- Given instruction
Write out the data below in full. Keep it exact.

- Task material
————————
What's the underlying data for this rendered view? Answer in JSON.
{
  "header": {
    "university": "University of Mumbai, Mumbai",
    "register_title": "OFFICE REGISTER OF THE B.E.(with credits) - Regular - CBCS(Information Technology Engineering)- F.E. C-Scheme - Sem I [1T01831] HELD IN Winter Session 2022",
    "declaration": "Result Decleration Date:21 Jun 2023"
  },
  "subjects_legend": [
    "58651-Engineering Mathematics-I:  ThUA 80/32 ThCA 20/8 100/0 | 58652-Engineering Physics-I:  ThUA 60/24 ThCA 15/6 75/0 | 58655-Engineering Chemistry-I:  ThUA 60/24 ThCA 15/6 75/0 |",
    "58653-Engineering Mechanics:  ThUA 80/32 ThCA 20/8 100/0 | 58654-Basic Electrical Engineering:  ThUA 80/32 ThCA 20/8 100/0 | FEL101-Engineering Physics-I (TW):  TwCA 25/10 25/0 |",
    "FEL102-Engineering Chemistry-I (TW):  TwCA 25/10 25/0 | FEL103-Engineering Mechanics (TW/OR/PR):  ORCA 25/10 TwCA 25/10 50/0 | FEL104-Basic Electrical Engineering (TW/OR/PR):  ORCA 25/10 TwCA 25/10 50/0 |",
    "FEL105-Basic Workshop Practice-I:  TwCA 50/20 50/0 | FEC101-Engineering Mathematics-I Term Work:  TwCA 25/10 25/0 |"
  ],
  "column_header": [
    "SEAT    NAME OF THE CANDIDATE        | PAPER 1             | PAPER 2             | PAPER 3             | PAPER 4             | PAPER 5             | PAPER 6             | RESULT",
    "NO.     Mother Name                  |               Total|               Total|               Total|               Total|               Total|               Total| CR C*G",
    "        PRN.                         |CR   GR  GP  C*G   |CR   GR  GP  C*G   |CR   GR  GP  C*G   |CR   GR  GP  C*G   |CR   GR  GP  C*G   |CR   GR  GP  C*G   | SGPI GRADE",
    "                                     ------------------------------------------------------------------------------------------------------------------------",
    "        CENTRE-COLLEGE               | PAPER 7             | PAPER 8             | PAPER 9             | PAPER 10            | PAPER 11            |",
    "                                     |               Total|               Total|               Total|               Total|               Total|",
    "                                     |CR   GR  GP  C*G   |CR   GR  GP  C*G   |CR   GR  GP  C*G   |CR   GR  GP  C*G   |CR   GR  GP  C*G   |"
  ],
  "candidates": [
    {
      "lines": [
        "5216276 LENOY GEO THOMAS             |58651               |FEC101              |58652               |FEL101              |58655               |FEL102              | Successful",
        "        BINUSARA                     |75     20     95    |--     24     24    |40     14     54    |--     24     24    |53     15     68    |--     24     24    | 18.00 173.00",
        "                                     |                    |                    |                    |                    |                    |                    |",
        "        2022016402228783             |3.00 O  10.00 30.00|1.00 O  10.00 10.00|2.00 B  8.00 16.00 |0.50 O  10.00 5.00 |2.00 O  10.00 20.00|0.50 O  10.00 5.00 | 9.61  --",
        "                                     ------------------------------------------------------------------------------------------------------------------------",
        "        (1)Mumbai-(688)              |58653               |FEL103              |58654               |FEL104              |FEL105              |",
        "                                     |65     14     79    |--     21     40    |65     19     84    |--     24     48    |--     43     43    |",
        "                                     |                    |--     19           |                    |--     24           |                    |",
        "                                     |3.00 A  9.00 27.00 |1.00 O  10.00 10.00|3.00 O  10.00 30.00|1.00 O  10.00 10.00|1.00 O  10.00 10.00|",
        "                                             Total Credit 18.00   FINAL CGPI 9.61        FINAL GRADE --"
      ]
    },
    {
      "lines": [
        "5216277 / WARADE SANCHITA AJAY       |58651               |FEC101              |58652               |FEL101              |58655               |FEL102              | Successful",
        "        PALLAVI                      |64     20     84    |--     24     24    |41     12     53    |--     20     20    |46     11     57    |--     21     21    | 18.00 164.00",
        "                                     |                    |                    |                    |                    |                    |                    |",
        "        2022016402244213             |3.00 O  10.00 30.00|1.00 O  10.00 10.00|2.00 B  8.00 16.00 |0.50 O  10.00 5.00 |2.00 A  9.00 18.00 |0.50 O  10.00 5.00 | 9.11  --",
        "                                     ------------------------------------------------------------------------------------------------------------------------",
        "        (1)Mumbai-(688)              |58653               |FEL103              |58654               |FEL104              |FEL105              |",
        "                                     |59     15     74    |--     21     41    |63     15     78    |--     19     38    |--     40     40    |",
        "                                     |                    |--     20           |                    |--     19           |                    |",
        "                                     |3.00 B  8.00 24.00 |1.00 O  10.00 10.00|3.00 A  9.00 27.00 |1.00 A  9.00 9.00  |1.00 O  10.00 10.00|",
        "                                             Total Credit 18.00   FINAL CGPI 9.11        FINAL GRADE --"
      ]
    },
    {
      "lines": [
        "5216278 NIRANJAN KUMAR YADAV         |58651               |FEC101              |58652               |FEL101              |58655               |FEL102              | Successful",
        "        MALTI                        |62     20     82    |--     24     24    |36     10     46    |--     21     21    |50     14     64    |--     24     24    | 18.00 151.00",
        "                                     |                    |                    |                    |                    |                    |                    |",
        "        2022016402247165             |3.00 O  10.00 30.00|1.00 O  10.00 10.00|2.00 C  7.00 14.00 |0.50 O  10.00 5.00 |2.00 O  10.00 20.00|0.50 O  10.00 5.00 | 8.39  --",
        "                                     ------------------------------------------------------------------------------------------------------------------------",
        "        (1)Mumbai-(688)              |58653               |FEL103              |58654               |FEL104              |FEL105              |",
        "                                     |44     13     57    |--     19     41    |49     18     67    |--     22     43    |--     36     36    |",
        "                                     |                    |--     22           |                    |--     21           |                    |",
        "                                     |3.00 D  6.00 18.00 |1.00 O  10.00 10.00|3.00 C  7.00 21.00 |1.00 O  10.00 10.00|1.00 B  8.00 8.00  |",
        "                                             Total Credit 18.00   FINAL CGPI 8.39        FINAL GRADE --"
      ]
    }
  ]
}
————————
- Written response
What's the underlying data for this rendered view? Answer in JSON.
{
  "header": {
    "university": "University of Mumbai, Mumbai",
    "register_title": "OFFICE REGISTER OF THE B.E.(with credits) - Regular - CBCS(Information Technology Engineering)- F.E. C-Scheme - Sem I [1T01831] HELD IN Winter Session 2022",
    "declaration": "Result Decleration Date:21 Jun 2023"
  },
  "subjects_legend": [
    "58651-Engineering Mathematics-I:  ThUA 80/32 ThCA 20/8 100/0 | 58652-Engineering Physics-I:  ThUA 60/24 ThCA 15/6 75/0 | 58655-Engineering Chemistry-I:  ThUA 60/24 ThCA 15/6 75/0 |",
    "58653-Engineering Mechanics:  ThUA 80/32 ThCA 20/8 100/0 | 58654-Basic Electrical Engineering:  ThUA 80/32 ThCA 20/8 100/0 | FEL101-Engineering Physics-I (TW):  TwCA 25/10 25/0 |",
    "FEL102-Engineering Chemistry-I (TW):  TwCA 25/10 25/0 | FEL103-Engineering Mechanics (TW/OR/PR):  ORCA 25/10 TwCA 25/10 50/0 | FEL104-Basic Electrical Engineering (TW/OR/PR):  ORCA 25/10 TwCA 25/10 50/0 |",
    "FEL105-Basic Workshop Practice-I:  TwCA 50/20 50/0 | FEC101-Engineering Mathematics-I Term Work:  TwCA 25/10 25/0 |"
  ],
  "column_header": [
    "SEAT    NAME OF THE CANDIDATE        | PAPER 1             | PAPER 2             | PAPER 3             | PAPER 4             | PAPER 5             | PAPER 6             | RESULT",
    "NO.     Mother Name                  |               Total|               Total|               Total|               Total|               Total|               Total| CR C*G",
    "        PRN.                         |CR   GR  GP  C*G   |CR   GR  GP  C*G   |CR   GR  GP  C*G   |CR   GR  GP  C*G   |CR   GR  GP  C*G   |CR   GR  GP  C*G   | SGPI GRADE",
    "                                     ------------------------------------------------------------------------------------------------------------------------",
    "        CENTRE-COLLEGE               | PAPER 7             | PAPER 8             | PAPER 9             | PAPER 10            | PAPER 11            |",
    "                                     |               Total|               Total|               Total|               Total|               Total|",
    "                                     |CR   GR  GP  C*G   |CR   GR  GP  C*G   |CR   GR  GP  C*G   |CR   GR  GP  C*G   |CR   GR  GP  C*G   |"
  ],
  "candidates": [
    {
      "lines": [
        "5216276 LENOY GEO THOMAS             |58651               |FEC101              |58652               |FEL101              |58655               |FEL102              | Successful",
        "        BINUSARA                     |75     20     95    |--     24     24    |40     14     54    |--     24     24    |53     15     68    |--     24     24    | 18.00 173.00",
        "                                     |                    |                    |                    |                    |                    |                    |",
        "        2022016402228783             |3.00 O  10.00 30.00|1.00 O  10.00 10.00|2.00 B  8.00 16.00 |0.50 O  10.00 5.00 |2.00 O  10.00 20.00|0.50 O  10.00 5.00 | 9.61  --",
        "                                     ------------------------------------------------------------------------------------------------------------------------",
        "        (1)Mumbai-(688)              |58653               |FEL103              |58654               |FEL104              |FEL105              |",
        "                                     |65     14     79    |--     21     40    |65     19     84    |--     24     48    |--     43     43    |",
        "                                     |                    |--     19           |                    |--     24           |                    |",
        "                                     |3.00 A  9.00 27.00 |1.00 O  10.00 10.00|3.00 O  10.00 30.00|1.00 O  10.00 10.00|1.00 O  10.00 10.00|",
        "                                             Total Credit 18.00   FINAL CGPI 9.61        FINAL GRADE --"
      ]
    },
    {
      "lines": [
        "5216277 / WARADE SANCHITA AJAY       |58651               |FEC101              |58652               |FEL101              |58655               |FEL102              | Successful",
        "        PALLAVI                      |64     20     84    |--     24     24    |41     12     53    |--     20     20    |46     11     57    |--     21     21    | 18.00 164.00",
        "                                     |                    |                    |                    |                    |                    |                    |",
        "        2022016402244213             |3.00 O  10.00 30.00|1.00 O  10.00 10.00|2.00 B  8.00 16.00 |0.50 O  10.00 5.00 |2.00 A  9.00 18.00 |0.50 O  10.00 5.00 | 9.11  --",
        "                                     ------------------------------------------------------------------------------------------------------------------------",
        "        (1)Mumbai-(688)              |58653               |FEL103              |58654               |FEL104              |FEL105              |",
        "                                     |59     15     74    |--     21     41    |63     15     78    |--     19     38    |--     40     40    |",
        "                                     |                    |--     20           |                    |--     19           |                    |",
        "                                     |3.00 B  8.00 24.00 |1.00 O  10.00 10.00|3.00 A  9.00 27.00 |1.00 A  9.00 9.00  |1.00 O  10.00 10.00|",
        "                                             Total Credit 18.00   FINAL CGPI 9.11        FINAL GRADE --"
      ]
    },
    {
      "lines": [
        "5216278 NIRANJAN KUMAR YADAV         |58651               |FEC101              |58652               |FEL101              |58655               |FEL102              | Successful",
        "        MALTI                        |62     20     82    |--     24     24    |36     10     46    |--     21     21    |50     14     64    |--     24     24    | 18.00 151.00",
        "                                     |                    |                    |                    |                    |                    |                    |",
        "        2022016402247165             |3.00 O  10.00 30.00|1.00 O  10.00 10.00|2.00 C  7.00 14.00 |0.50 O  10.00 5.00 |2.00 O  10.00 20.00|0.50 O  10.00 5.00 | 8.39  --",
        "                                     ------------------------------------------------------------------------------------------------------------------------",
        "        (1)Mumbai-(688)              |58653               |FEL103              |58654               |FEL104              |FEL105              |",
        "                                     |44     13     57    |--     19     41    |49     18     67    |--     22     43    |--     36     36    |",
        "                                     |                    |--     22           |                    |--     21           |                    |",
        "                                     |3.00 D  6.00 18.00 |1.00 O  10.00 10.00|3.00 C  7.00 21.00 |1.00 O  10.00 10.00|1.00 B  8.00 8.00  |",
        "                                             Total Credit 18.00   FINAL CGPI 8.39        FINAL GRADE --"
      ]
    }
  ]
}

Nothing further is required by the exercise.